◆ Extracted records:
○ ○ ○ ○

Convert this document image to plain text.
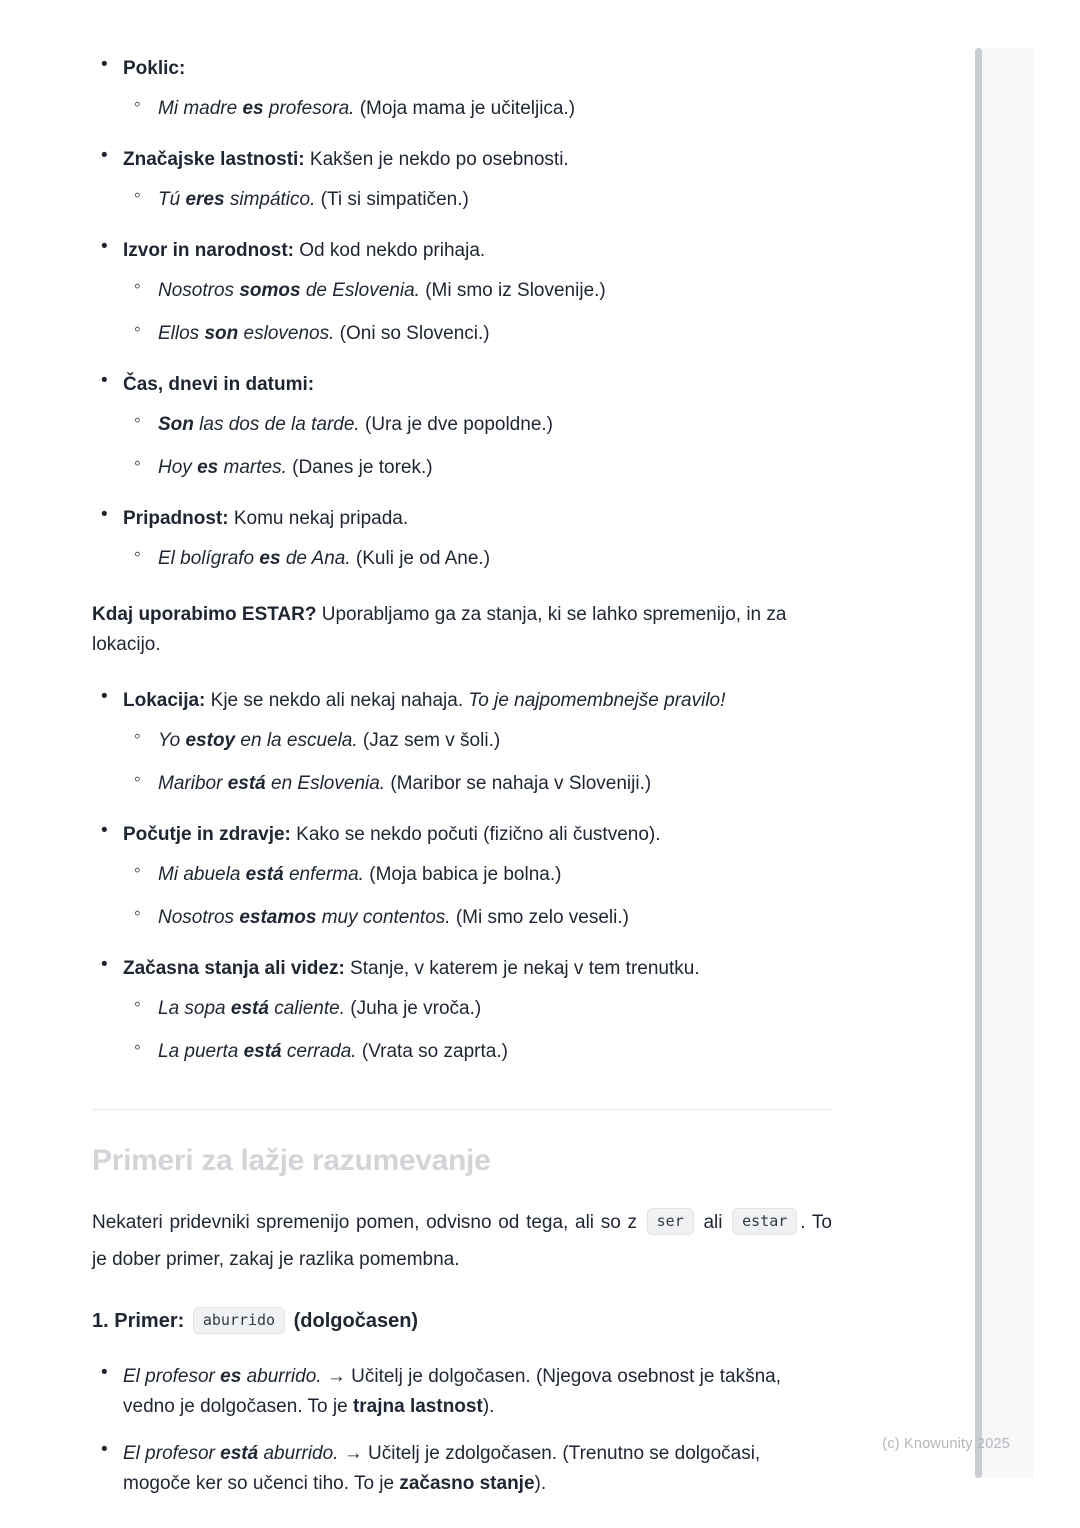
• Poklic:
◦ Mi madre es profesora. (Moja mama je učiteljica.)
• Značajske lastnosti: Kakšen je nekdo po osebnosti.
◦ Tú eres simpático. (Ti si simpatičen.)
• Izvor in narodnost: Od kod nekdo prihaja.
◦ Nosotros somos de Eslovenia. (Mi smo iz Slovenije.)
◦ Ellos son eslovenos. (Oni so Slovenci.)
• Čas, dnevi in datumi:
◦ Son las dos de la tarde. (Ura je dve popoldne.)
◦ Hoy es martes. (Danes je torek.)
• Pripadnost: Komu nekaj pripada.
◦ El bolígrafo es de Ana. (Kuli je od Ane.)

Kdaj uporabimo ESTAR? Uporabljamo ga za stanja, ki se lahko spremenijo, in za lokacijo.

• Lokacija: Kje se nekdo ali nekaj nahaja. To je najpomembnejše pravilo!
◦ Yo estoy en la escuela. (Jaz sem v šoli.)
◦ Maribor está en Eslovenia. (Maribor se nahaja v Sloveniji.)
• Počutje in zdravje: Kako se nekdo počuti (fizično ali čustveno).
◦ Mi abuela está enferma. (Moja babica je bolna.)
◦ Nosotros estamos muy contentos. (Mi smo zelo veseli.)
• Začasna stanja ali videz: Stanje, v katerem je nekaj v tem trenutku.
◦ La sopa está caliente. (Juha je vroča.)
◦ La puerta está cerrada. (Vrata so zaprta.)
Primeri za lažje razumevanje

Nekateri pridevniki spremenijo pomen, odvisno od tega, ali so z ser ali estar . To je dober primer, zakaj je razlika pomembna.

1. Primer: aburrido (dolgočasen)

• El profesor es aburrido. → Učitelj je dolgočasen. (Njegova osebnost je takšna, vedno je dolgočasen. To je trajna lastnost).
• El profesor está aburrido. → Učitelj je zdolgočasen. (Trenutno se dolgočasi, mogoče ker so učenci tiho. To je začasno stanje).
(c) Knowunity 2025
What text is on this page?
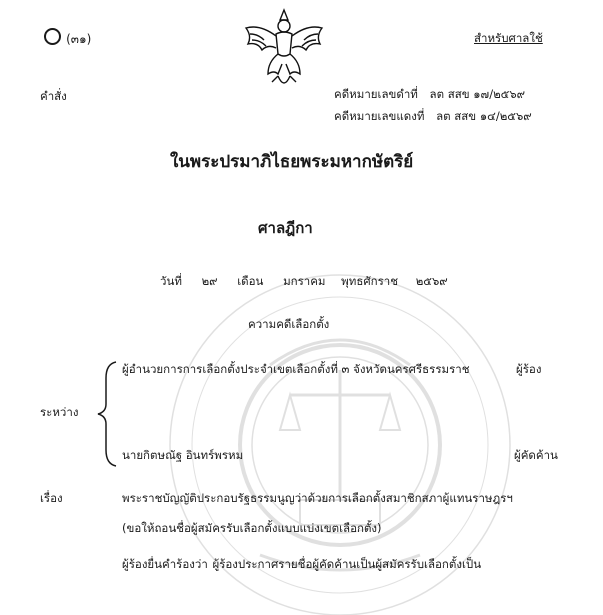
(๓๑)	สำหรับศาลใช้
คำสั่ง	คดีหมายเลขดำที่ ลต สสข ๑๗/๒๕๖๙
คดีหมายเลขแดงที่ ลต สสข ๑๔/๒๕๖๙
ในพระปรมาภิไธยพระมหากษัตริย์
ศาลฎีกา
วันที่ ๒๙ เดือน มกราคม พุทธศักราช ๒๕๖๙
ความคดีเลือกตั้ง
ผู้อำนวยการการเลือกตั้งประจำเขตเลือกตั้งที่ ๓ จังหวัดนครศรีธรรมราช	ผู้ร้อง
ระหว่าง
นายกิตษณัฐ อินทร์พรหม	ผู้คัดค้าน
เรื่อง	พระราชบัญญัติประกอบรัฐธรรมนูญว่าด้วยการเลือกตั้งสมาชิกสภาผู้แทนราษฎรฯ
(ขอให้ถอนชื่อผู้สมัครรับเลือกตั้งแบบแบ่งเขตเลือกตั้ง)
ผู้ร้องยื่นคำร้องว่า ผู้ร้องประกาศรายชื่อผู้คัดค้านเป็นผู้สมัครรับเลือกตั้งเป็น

○ ○ ○ ○

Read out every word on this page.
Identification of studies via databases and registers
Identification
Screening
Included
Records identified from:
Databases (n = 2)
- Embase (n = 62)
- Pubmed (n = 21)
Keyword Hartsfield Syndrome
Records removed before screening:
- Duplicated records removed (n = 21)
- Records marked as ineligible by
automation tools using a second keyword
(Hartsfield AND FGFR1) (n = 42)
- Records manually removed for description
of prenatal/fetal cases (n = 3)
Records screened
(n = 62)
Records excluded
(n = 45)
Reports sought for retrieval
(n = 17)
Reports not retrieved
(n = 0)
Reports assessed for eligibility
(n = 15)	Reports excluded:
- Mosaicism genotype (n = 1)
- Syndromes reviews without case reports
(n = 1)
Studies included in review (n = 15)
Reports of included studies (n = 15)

○ ○ ○ ○

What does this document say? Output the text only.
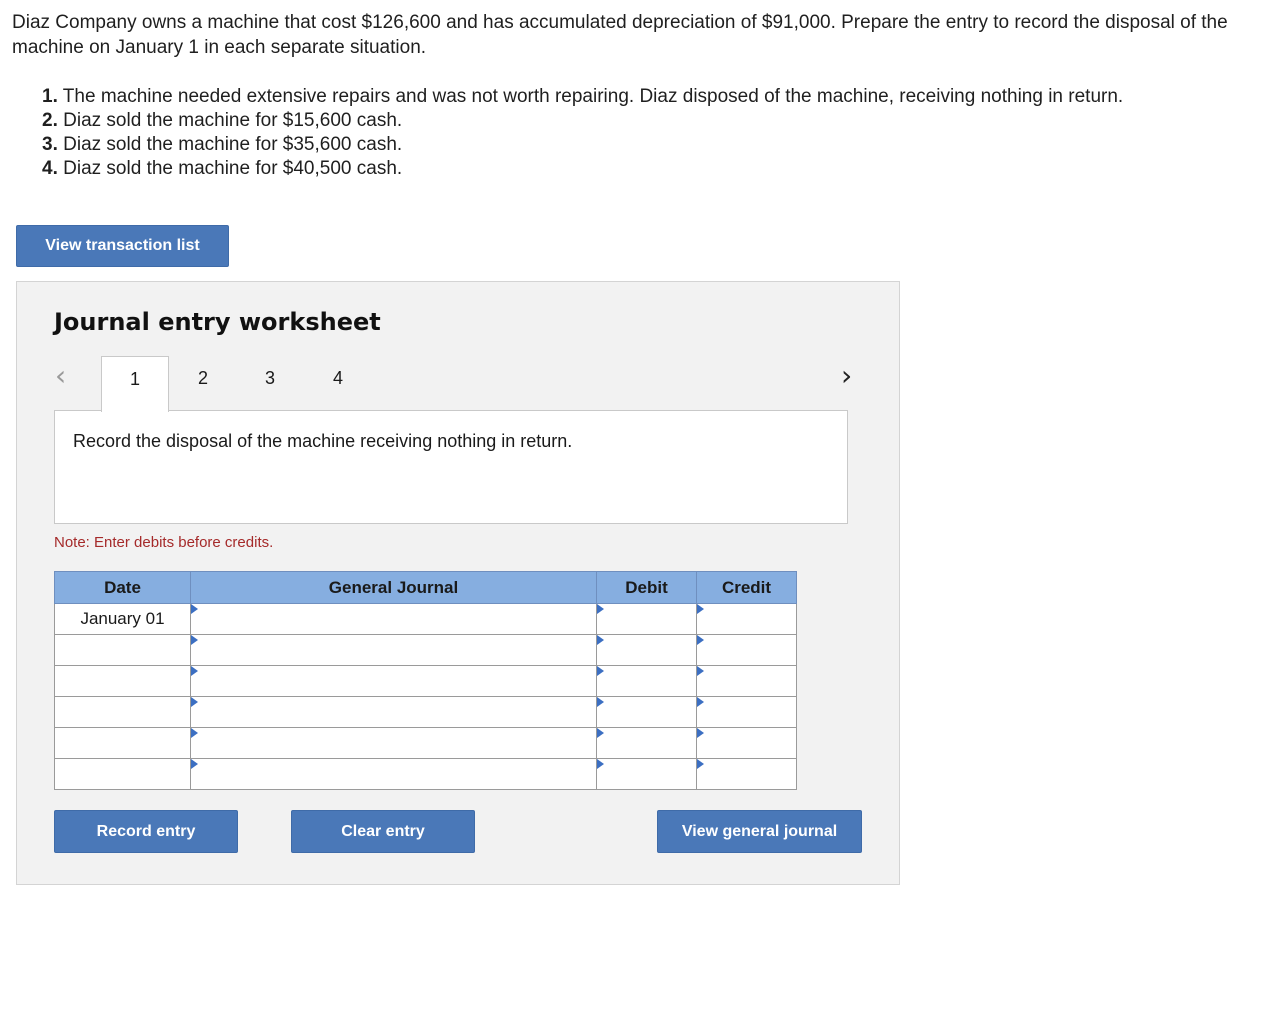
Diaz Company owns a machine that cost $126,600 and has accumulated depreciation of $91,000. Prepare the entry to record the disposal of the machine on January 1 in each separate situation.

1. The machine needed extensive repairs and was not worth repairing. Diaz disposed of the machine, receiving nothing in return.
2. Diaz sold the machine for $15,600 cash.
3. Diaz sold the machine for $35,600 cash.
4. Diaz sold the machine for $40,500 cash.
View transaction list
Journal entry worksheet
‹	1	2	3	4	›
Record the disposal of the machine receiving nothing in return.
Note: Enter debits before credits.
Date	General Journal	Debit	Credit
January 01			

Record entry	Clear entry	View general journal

○ ○ ○ ○

◆ SHORT PROBLEM:
Search the data above for the word "excluded", then gather each line in which it appears.

◆ ANSWER FOR THIS EXERCISE:
Records excluded
(n = 15)	Reports excluded:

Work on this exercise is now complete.